*Material*.
——————————
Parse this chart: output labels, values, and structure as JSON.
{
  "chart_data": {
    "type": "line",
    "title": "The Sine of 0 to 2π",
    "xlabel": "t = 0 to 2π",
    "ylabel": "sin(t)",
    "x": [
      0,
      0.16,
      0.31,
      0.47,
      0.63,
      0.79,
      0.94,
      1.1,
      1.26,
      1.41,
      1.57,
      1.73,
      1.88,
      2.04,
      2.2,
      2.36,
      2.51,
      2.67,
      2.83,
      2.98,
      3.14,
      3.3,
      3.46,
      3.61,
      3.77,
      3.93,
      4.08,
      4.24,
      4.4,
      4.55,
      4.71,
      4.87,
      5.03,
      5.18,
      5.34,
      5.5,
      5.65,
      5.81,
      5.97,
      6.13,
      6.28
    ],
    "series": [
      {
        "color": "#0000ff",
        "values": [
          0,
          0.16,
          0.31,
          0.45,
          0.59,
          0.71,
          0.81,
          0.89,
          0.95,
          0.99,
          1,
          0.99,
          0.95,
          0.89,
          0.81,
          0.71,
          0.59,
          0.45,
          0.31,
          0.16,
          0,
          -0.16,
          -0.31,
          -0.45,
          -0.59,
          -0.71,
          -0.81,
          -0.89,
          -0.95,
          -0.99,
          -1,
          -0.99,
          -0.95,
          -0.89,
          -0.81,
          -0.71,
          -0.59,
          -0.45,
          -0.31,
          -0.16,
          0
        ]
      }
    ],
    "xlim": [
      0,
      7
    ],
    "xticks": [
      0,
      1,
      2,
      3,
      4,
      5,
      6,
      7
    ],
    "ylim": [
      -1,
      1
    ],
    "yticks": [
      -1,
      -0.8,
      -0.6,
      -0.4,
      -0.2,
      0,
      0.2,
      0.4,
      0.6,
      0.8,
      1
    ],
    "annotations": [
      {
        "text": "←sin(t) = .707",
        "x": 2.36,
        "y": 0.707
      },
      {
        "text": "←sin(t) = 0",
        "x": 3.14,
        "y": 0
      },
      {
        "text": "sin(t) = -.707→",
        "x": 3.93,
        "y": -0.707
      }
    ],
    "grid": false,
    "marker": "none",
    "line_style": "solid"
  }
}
——————————
*What you will do*. Return only those lines of the records that contain the string "values".

*Full output*.
Parse this chart: output labels, values, and structure as JSON.
        "values": [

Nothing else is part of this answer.